**DIRECTIVE:** Restate the records below word for word.

==== THE DATA ====

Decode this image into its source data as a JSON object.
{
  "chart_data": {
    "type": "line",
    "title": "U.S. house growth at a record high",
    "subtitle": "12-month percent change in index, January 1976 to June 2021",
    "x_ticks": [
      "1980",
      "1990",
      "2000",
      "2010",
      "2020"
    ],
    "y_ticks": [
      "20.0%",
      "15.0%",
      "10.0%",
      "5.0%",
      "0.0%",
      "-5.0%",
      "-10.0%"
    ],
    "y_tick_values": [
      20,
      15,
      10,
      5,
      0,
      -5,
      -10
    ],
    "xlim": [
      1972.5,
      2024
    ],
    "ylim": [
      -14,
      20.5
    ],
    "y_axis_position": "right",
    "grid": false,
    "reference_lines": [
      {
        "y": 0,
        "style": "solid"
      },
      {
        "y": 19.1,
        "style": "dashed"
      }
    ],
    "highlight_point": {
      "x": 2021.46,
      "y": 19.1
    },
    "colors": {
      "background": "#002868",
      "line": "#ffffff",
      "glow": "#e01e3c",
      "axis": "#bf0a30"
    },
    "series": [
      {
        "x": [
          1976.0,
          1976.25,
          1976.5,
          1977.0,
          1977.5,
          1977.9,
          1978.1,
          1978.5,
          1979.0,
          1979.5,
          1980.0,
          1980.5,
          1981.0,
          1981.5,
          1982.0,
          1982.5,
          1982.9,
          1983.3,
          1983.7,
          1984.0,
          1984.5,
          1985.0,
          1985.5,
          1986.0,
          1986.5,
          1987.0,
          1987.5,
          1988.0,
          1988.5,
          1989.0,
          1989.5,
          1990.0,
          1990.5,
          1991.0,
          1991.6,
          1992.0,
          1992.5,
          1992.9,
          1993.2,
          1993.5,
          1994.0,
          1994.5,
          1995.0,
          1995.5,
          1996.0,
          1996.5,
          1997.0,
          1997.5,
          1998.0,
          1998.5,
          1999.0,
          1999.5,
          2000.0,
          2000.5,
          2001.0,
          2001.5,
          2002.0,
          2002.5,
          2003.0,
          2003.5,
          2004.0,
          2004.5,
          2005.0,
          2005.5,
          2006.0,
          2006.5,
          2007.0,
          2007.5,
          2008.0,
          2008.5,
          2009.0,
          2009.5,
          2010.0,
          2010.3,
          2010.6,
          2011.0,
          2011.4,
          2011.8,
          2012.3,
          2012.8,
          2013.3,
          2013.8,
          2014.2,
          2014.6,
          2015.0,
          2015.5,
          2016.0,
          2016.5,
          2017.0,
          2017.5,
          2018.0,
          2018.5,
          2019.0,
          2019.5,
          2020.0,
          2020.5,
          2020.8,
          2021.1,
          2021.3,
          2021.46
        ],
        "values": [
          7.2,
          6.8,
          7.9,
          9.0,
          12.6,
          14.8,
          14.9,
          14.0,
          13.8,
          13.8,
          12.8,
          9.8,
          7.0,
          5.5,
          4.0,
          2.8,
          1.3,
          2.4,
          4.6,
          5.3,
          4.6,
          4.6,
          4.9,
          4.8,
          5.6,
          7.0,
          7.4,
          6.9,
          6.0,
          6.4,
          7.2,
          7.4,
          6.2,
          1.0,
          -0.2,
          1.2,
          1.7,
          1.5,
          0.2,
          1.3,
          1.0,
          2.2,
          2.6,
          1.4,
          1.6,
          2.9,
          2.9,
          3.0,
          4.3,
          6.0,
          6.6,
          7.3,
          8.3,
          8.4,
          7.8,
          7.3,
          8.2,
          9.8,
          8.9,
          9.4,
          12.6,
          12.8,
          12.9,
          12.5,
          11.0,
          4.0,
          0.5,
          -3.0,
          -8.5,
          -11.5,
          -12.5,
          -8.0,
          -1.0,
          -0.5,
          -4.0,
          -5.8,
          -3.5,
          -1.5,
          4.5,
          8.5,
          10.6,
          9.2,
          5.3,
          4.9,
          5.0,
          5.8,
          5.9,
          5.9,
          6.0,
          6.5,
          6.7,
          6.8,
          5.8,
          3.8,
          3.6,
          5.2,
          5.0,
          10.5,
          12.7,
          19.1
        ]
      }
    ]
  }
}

====

**EXERCISE SOLUTION:**
Decode this image into its source data as a JSON object.
{
  "chart_data": {
    "type": "line",
    "title": "U.S. house growth at a record high",
    "subtitle": "12-month percent change in index, January 1976 to June 2021",
    "x_ticks": [
      "1980",
      "1990",
      "2000",
      "2010",
      "2020"
    ],
    "y_ticks": [
      "20.0%",
      "15.0%",
      "10.0%",
      "5.0%",
      "0.0%",
      "-5.0%",
      "-10.0%"
    ],
    "y_tick_values": [
      20,
      15,
      10,
      5,
      0,
      -5,
      -10
    ],
    "xlim": [
      1972.5,
      2024
    ],
    "ylim": [
      -14,
      20.5
    ],
    "y_axis_position": "right",
    "grid": false,
    "reference_lines": [
      {
        "y": 0,
        "style": "solid"
      },
      {
        "y": 19.1,
        "style": "dashed"
      }
    ],
    "highlight_point": {
      "x": 2021.46,
      "y": 19.1
    },
    "colors": {
      "background": "#002868",
      "line": "#ffffff",
      "glow": "#e01e3c",
      "axis": "#bf0a30"
    },
    "series": [
      {
        "x": [
          1976.0,
          1976.25,
          1976.5,
          1977.0,
          1977.5,
          1977.9,
          1978.1,
          1978.5,
          1979.0,
          1979.5,
          1980.0,
          1980.5,
          1981.0,
          1981.5,
          1982.0,
          1982.5,
          1982.9,
          1983.3,
          1983.7,
          1984.0,
          1984.5,
          1985.0,
          1985.5,
          1986.0,
          1986.5,
          1987.0,
          1987.5,
          1988.0,
          1988.5,
          1989.0,
          1989.5,
          1990.0,
          1990.5,
          1991.0,
          1991.6,
          1992.0,
          1992.5,
          1992.9,
          1993.2,
          1993.5,
          1994.0,
          1994.5,
          1995.0,
          1995.5,
          1996.0,
          1996.5,
          1997.0,
          1997.5,
          1998.0,
          1998.5,
          1999.0,
          1999.5,
          2000.0,
          2000.5,
          2001.0,
          2001.5,
          2002.0,
          2002.5,
          2003.0,
          2003.5,
          2004.0,
          2004.5,
          2005.0,
          2005.5,
          2006.0,
          2006.5,
          2007.0,
          2007.5,
          2008.0,
          2008.5,
          2009.0,
          2009.5,
          2010.0,
          2010.3,
          2010.6,
          2011.0,
          2011.4,
          2011.8,
          2012.3,
          2012.8,
          2013.3,
          2013.8,
          2014.2,
          2014.6,
          2015.0,
          2015.5,
          2016.0,
          2016.5,
          2017.0,
          2017.5,
          2018.0,
          2018.5,
          2019.0,
          2019.5,
          2020.0,
          2020.5,
          2020.8,
          2021.1,
          2021.3,
          2021.46
        ],
        "values": [
          7.2,
          6.8,
          7.9,
          9.0,
          12.6,
          14.8,
          14.9,
          14.0,
          13.8,
          13.8,
          12.8,
          9.8,
          7.0,
          5.5,
          4.0,
          2.8,
          1.3,
          2.4,
          4.6,
          5.3,
          4.6,
          4.6,
          4.9,
          4.8,
          5.6,
          7.0,
          7.4,
          6.9,
          6.0,
          6.4,
          7.2,
          7.4,
          6.2,
          1.0,
          -0.2,
          1.2,
          1.7,
          1.5,
          0.2,
          1.3,
          1.0,
          2.2,
          2.6,
          1.4,
          1.6,
          2.9,
          2.9,
          3.0,
          4.3,
          6.0,
          6.6,
          7.3,
          8.3,
          8.4,
          7.8,
          7.3,
          8.2,
          9.8,
          8.9,
          9.4,
          12.6,
          12.8,
          12.9,
          12.5,
          11.0,
          4.0,
          0.5,
          -3.0,
          -8.5,
          -11.5,
          -12.5,
          -8.0,
          -1.0,
          -0.5,
          -4.0,
          -5.8,
          -3.5,
          -1.5,
          4.5,
          8.5,
          10.6,
          9.2,
          5.3,
          4.9,
          5.0,
          5.8,
          5.9,
          5.9,
          6.0,
          6.5,
          6.7,
          6.8,
          5.8,
          3.8,
          3.6,
          5.2,
          5.0,
          10.5,
          12.7,
          19.1
        ]
      }
    ]
  }
}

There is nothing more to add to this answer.